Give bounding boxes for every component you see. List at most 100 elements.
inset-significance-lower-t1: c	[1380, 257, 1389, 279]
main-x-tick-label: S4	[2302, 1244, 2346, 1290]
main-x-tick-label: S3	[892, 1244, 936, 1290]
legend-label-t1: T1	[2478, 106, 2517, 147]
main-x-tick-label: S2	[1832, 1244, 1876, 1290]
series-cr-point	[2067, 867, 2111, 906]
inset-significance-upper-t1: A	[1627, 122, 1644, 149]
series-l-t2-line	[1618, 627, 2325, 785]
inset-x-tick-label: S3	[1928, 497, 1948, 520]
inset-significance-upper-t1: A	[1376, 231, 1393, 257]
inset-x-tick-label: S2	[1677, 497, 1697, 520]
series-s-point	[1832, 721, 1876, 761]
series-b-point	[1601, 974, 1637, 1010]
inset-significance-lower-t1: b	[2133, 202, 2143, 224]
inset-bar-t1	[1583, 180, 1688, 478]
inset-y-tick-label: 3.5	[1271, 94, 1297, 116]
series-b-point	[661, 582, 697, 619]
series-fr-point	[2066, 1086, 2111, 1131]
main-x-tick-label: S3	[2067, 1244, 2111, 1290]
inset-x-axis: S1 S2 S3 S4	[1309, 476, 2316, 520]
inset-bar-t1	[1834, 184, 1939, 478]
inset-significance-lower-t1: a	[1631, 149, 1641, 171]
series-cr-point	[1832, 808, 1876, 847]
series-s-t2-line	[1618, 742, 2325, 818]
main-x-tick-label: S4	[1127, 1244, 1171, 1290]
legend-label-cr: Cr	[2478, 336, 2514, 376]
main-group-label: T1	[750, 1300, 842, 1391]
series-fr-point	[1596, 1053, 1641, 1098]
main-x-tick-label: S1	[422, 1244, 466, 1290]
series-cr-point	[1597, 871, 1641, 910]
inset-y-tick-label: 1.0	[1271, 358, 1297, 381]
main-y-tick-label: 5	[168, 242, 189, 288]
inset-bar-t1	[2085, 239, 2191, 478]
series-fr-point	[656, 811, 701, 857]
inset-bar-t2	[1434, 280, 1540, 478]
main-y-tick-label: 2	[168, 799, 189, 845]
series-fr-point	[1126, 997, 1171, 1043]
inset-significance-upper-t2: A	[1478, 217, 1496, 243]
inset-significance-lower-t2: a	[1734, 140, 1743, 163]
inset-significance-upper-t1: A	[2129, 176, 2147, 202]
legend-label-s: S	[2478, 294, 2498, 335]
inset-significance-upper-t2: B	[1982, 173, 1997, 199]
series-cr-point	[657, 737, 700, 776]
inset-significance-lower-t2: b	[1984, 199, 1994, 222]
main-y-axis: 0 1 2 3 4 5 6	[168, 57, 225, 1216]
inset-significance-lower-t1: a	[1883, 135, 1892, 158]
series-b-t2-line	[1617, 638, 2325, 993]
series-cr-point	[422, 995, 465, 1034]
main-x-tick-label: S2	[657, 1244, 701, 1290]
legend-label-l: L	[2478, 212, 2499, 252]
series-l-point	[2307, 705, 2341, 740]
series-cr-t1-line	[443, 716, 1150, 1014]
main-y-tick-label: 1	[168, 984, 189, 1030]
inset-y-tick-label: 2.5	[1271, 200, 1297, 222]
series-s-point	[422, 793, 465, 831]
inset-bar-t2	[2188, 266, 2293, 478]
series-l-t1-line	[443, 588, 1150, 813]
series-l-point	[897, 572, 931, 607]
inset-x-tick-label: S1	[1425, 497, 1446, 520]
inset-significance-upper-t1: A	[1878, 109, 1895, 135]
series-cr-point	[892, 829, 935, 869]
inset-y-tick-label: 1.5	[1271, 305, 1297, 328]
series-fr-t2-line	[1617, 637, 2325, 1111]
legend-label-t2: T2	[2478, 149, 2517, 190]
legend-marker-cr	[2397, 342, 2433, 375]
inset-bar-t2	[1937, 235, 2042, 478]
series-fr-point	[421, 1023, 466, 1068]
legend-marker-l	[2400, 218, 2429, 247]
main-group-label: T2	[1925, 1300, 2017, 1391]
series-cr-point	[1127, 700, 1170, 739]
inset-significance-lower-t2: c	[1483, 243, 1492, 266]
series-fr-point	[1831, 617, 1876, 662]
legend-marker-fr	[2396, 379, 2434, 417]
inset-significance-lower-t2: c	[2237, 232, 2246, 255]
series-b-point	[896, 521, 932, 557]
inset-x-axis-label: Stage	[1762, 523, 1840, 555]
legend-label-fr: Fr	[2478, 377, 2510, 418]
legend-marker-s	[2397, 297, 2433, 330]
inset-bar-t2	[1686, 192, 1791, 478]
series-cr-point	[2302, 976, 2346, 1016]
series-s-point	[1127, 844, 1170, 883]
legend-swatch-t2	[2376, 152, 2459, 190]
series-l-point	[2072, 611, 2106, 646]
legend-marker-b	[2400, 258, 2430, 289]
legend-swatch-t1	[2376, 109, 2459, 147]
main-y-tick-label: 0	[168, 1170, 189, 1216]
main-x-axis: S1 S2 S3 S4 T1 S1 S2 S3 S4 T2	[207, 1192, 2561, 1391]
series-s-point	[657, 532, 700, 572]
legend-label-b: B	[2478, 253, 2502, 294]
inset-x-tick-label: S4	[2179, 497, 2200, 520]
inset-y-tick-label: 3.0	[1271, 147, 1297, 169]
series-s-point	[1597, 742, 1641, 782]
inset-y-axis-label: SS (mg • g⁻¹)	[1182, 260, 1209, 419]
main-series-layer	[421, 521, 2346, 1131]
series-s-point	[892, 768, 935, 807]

..............................

● **EXERCISE DESCRIPTION**
Rewrite all the entries above, swapping "series-cr-point" for "series-cr-marker" wherever it appears and leaving everything else exactly the same.

● **TASK ANSWER**
Give bounding boxes for every component you see. List at most 100 elements.
inset-significance-lower-t1: c	[1380, 257, 1389, 279]
main-x-tick-label: S4	[2302, 1244, 2346, 1290]
main-x-tick-label: S3	[892, 1244, 936, 1290]
legend-label-t1: T1	[2478, 106, 2517, 147]
main-x-tick-label: S2	[1832, 1244, 1876, 1290]
series-cr-marker	[2067, 867, 2111, 906]
inset-significance-upper-t1: A	[1627, 122, 1644, 149]
series-l-t2-line	[1618, 627, 2325, 785]
inset-x-tick-label: S3	[1928, 497, 1948, 520]
inset-significance-upper-t1: A	[1376, 231, 1393, 257]
inset-x-tick-label: S2	[1677, 497, 1697, 520]
series-s-point	[1832, 721, 1876, 761]
series-b-point	[1601, 974, 1637, 1010]
inset-significance-lower-t1: b	[2133, 202, 2143, 224]
inset-bar-t1	[1583, 180, 1688, 478]
inset-y-tick-label: 3.5	[1271, 94, 1297, 116]
series-b-point	[661, 582, 697, 619]
series-fr-point	[2066, 1086, 2111, 1131]
main-x-tick-label: S3	[2067, 1244, 2111, 1290]
inset-x-axis: S1 S2 S3 S4	[1309, 476, 2316, 520]
inset-bar-t1	[1834, 184, 1939, 478]
inset-significance-lower-t1: a	[1631, 149, 1641, 171]
series-cr-marker	[1832, 808, 1876, 847]
series-s-t2-line	[1618, 742, 2325, 818]
main-x-tick-label: S4	[1127, 1244, 1171, 1290]
legend-label-cr: Cr	[2478, 336, 2514, 376]
main-group-label: T1	[750, 1300, 842, 1391]
series-fr-point	[1596, 1053, 1641, 1098]
main-x-tick-label: S1	[422, 1244, 466, 1290]
series-cr-marker	[1597, 871, 1641, 910]
inset-y-tick-label: 1.0	[1271, 358, 1297, 381]
main-y-tick-label: 5	[168, 242, 189, 288]
inset-bar-t1	[2085, 239, 2191, 478]
series-fr-point	[656, 811, 701, 857]
inset-bar-t2	[1434, 280, 1540, 478]
main-y-tick-label: 2	[168, 799, 189, 845]
series-fr-point	[1126, 997, 1171, 1043]
inset-significance-upper-t2: A	[1478, 217, 1496, 243]
inset-significance-lower-t2: a	[1734, 140, 1743, 163]
inset-significance-upper-t1: A	[2129, 176, 2147, 202]
legend-label-s: S	[2478, 294, 2498, 335]
inset-significance-upper-t2: B	[1982, 173, 1997, 199]
series-cr-marker	[657, 737, 700, 776]
inset-significance-lower-t2: b	[1984, 199, 1994, 222]
main-y-axis: 0 1 2 3 4 5 6	[168, 57, 225, 1216]
inset-significance-lower-t1: a	[1883, 135, 1892, 158]
series-b-t2-line	[1617, 638, 2325, 993]
series-cr-marker	[422, 995, 465, 1034]
main-x-tick-label: S2	[657, 1244, 701, 1290]
legend-label-l: L	[2478, 212, 2499, 252]
series-l-point	[2307, 705, 2341, 740]
series-cr-t1-line	[443, 716, 1150, 1014]
main-y-tick-label: 1	[168, 984, 189, 1030]
inset-y-tick-label: 2.5	[1271, 200, 1297, 222]
series-s-point	[422, 793, 465, 831]
inset-bar-t2	[2188, 266, 2293, 478]
series-l-t1-line	[443, 588, 1150, 813]
series-l-point	[897, 572, 931, 607]
inset-x-tick-label: S1	[1425, 497, 1446, 520]
inset-significance-upper-t1: A	[1878, 109, 1895, 135]
series-cr-marker	[892, 829, 935, 869]
inset-y-tick-label: 1.5	[1271, 305, 1297, 328]
series-fr-t2-line	[1617, 637, 2325, 1111]
legend-label-t2: T2	[2478, 149, 2517, 190]
legend-marker-cr	[2397, 342, 2433, 375]
inset-bar-t2	[1937, 235, 2042, 478]
series-fr-point	[421, 1023, 466, 1068]
legend-marker-l	[2400, 218, 2429, 247]
main-group-label: T2	[1925, 1300, 2017, 1391]
series-cr-marker	[1127, 700, 1170, 739]
inset-significance-lower-t2: c	[1483, 243, 1492, 266]
series-fr-point	[1831, 617, 1876, 662]
legend-marker-fr	[2396, 379, 2434, 417]
inset-significance-lower-t2: c	[2237, 232, 2246, 255]
series-b-point	[896, 521, 932, 557]
inset-x-axis-label: Stage	[1762, 523, 1840, 555]
legend-label-fr: Fr	[2478, 377, 2510, 418]
legend-marker-s	[2397, 297, 2433, 330]
inset-bar-t2	[1686, 192, 1791, 478]
series-cr-marker	[2302, 976, 2346, 1016]
series-s-point	[1127, 844, 1170, 883]
legend-swatch-t2	[2376, 152, 2459, 190]
series-l-point	[2072, 611, 2106, 646]
legend-marker-b	[2400, 258, 2430, 289]
legend-swatch-t1	[2376, 109, 2459, 147]
main-y-tick-label: 0	[168, 1170, 189, 1216]
main-x-axis: S1 S2 S3 S4 T1 S1 S2 S3 S4 T2	[207, 1192, 2561, 1391]
series-s-point	[657, 532, 700, 572]
legend-label-b: B	[2478, 253, 2502, 294]
inset-x-tick-label: S4	[2179, 497, 2200, 520]
inset-y-tick-label: 3.0	[1271, 147, 1297, 169]
series-s-point	[1597, 742, 1641, 782]
inset-y-axis-label: SS (mg • g⁻¹)	[1182, 260, 1209, 419]
main-series-layer	[421, 521, 2346, 1131]
series-s-point	[892, 768, 935, 807]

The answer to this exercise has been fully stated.